→ STATED GOAL: Count every line in the entries that follow where the word "image" appears, then state only the total.

---

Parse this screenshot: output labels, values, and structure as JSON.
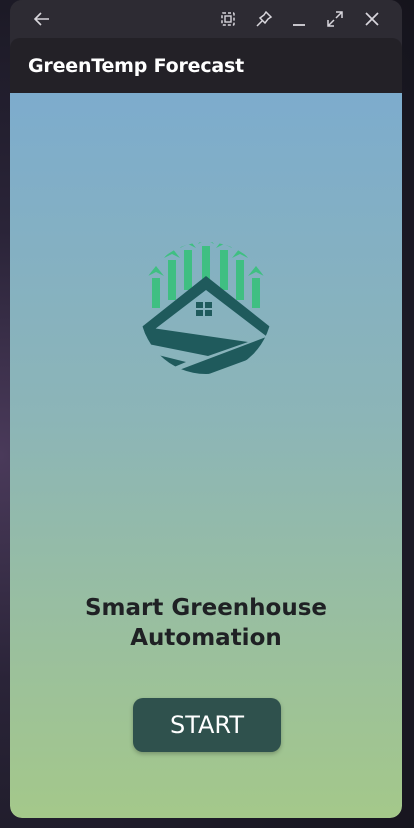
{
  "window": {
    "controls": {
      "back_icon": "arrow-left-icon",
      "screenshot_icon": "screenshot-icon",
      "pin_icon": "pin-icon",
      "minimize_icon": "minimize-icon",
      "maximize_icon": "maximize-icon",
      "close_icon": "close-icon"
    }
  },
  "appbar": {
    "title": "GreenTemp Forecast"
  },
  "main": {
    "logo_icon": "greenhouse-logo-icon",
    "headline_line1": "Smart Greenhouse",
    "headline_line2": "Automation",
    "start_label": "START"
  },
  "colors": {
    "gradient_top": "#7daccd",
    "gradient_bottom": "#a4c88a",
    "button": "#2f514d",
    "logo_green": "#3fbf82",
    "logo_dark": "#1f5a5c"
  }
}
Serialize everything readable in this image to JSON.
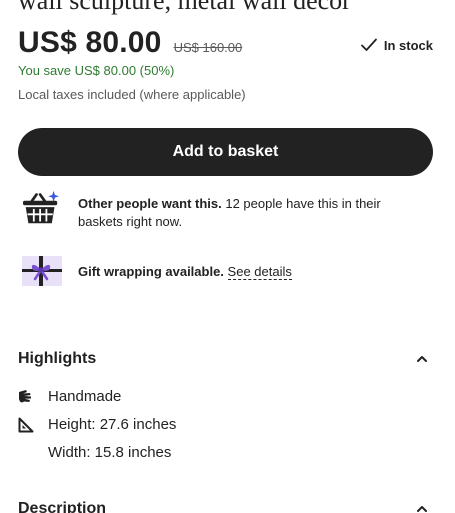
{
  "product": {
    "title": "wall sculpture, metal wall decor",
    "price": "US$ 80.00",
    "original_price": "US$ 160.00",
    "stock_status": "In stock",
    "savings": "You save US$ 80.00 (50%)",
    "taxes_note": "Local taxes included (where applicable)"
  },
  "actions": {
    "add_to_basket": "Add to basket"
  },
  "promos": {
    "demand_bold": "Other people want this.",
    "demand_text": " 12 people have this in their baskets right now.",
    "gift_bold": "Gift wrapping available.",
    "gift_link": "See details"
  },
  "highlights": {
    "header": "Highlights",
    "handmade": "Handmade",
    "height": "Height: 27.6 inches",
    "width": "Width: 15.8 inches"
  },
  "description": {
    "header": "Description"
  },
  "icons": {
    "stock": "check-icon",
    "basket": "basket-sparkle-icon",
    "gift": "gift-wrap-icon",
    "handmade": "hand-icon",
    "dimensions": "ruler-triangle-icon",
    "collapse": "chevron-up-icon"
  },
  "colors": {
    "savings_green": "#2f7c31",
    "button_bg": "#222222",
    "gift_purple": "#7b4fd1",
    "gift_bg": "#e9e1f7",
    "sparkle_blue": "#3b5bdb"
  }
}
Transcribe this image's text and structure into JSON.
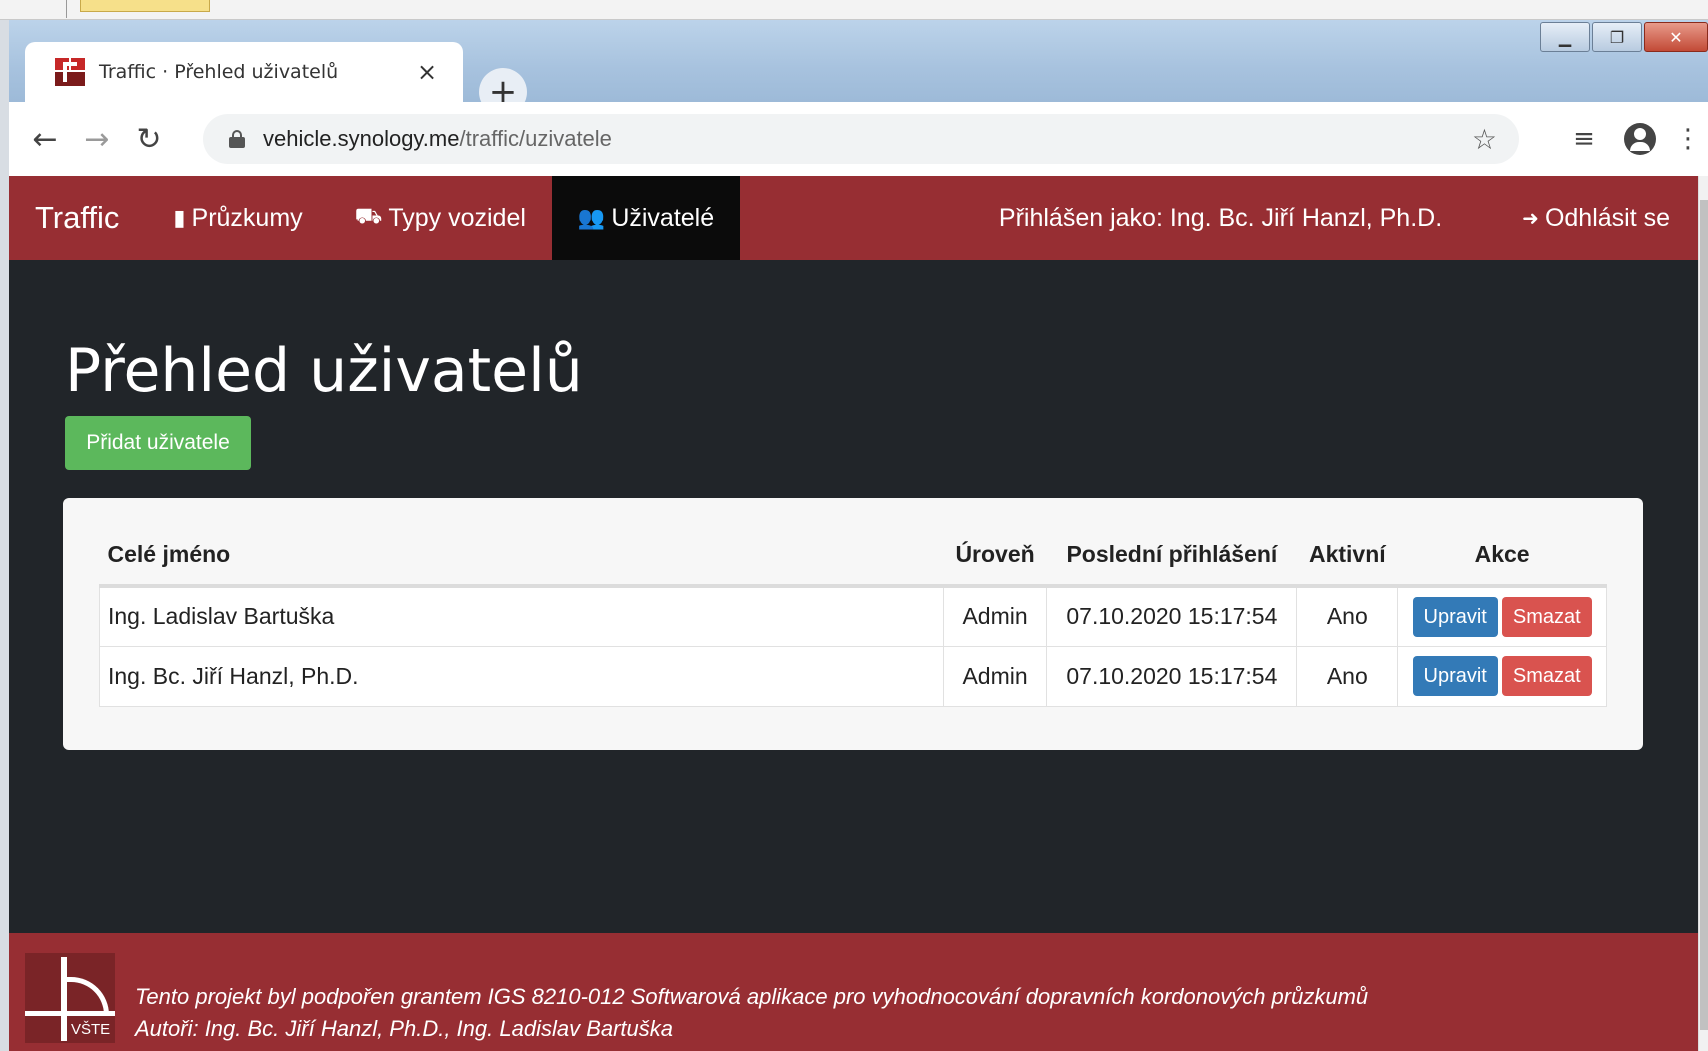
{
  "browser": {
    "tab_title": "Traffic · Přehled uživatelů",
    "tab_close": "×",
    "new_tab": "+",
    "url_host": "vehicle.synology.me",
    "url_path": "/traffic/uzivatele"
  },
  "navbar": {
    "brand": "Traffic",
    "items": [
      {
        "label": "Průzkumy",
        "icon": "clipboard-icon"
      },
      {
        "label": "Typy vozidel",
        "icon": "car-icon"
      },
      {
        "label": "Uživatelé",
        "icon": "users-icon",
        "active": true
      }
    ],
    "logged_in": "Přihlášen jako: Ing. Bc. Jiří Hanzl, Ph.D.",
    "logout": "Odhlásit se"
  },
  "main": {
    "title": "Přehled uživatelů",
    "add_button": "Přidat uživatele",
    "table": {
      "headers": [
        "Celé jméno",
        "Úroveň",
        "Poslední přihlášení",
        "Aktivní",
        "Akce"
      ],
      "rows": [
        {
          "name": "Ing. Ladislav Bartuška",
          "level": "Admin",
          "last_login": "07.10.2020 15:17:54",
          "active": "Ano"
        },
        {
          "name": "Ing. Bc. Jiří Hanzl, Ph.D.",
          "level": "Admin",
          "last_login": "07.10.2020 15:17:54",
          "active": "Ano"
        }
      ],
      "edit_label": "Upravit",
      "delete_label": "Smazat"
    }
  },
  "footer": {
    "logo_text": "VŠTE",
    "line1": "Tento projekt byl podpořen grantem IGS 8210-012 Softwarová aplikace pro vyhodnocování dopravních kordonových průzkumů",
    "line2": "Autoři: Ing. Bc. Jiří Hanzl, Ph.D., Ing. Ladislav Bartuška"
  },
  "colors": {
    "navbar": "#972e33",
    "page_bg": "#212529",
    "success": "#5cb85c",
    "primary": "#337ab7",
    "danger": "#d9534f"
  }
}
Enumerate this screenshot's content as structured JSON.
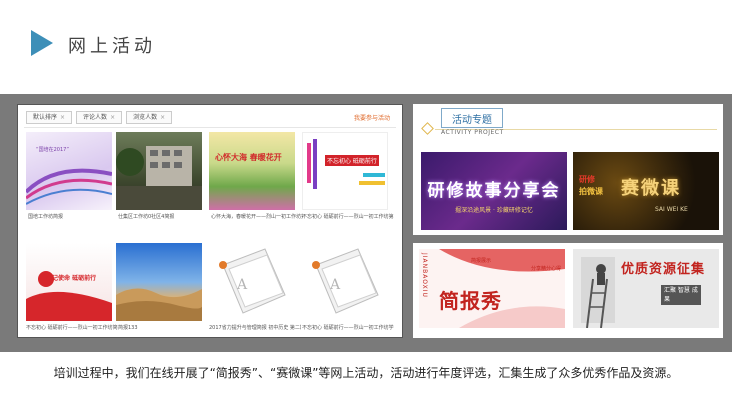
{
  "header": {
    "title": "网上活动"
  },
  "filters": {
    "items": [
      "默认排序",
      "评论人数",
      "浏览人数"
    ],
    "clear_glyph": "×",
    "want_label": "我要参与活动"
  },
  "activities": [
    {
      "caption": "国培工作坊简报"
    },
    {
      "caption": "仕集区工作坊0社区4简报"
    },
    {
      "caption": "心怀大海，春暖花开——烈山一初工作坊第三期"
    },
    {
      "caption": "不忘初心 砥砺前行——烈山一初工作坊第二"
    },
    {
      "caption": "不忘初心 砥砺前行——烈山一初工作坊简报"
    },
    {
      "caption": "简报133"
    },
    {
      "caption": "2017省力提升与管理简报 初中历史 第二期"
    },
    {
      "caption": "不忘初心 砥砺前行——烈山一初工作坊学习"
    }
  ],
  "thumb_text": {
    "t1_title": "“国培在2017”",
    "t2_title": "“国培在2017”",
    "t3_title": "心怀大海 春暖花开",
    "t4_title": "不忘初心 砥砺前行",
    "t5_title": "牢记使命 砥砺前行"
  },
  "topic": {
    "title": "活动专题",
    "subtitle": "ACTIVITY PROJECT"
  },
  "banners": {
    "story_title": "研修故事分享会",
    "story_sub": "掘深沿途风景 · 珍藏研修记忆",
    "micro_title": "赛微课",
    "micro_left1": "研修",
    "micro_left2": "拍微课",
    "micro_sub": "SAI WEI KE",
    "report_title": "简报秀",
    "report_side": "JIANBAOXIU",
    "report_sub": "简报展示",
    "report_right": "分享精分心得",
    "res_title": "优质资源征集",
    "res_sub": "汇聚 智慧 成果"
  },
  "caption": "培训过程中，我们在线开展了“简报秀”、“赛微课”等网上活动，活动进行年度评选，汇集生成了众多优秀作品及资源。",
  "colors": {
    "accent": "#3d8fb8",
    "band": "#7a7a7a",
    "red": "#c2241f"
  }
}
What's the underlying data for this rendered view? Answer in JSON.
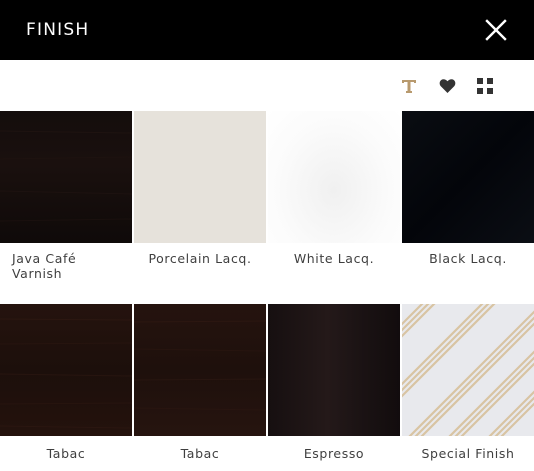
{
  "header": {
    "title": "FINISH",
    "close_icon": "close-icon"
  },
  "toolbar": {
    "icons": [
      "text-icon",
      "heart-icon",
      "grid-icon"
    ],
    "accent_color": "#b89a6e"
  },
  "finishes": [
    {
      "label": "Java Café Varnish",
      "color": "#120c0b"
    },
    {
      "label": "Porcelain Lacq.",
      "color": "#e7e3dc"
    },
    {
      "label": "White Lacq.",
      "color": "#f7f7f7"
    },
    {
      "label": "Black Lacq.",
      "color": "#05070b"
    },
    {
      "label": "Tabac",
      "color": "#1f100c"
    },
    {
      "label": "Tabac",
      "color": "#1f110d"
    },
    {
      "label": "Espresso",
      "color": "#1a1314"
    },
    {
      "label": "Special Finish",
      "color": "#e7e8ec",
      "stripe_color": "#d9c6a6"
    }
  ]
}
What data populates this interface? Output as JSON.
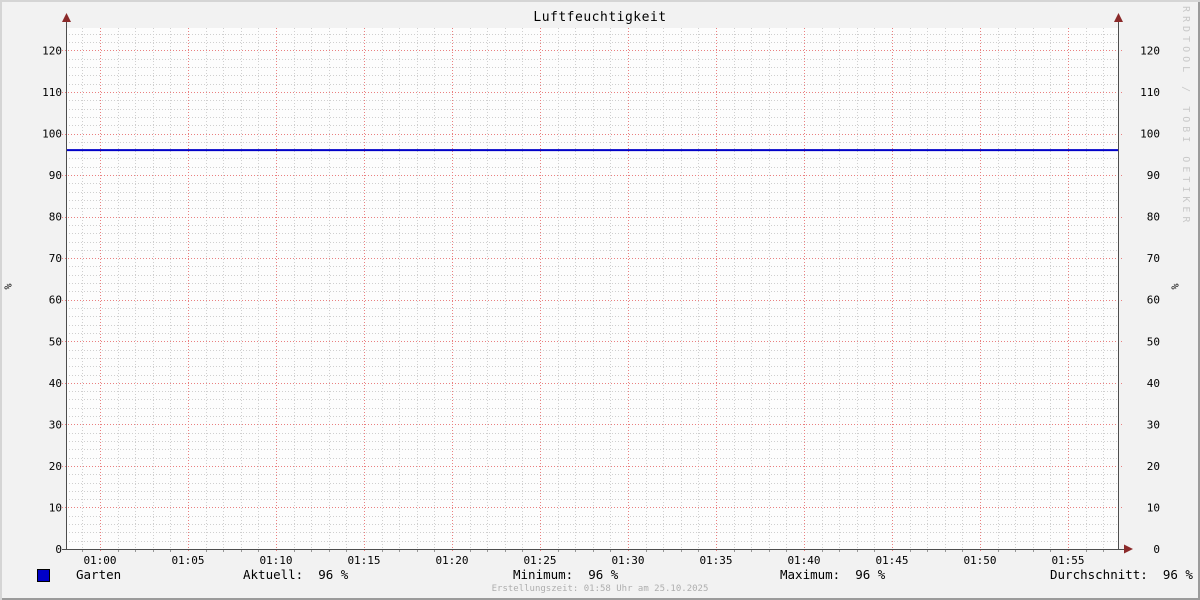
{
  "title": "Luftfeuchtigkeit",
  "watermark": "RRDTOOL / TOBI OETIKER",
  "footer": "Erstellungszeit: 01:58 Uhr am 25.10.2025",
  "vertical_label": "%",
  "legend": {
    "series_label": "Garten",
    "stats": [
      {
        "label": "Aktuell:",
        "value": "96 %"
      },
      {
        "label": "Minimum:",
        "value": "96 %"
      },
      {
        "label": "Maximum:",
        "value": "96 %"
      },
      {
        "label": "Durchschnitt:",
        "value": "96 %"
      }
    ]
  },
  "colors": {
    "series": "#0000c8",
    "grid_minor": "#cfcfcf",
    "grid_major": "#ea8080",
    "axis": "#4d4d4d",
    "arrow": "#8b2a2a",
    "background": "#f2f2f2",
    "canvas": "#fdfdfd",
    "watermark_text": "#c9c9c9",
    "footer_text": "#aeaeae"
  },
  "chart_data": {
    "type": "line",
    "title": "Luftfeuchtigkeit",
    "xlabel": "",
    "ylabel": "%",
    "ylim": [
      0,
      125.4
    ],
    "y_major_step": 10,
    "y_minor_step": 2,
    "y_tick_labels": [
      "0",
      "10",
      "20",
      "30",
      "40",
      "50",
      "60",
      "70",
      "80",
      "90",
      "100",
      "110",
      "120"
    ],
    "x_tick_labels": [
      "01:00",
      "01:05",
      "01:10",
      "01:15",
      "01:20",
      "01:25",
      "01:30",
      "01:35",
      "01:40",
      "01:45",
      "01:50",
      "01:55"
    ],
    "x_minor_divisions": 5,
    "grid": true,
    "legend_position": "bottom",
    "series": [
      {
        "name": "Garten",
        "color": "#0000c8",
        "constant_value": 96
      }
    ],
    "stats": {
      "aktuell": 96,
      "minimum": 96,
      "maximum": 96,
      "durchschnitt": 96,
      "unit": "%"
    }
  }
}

---

→ TASK RESULT: 2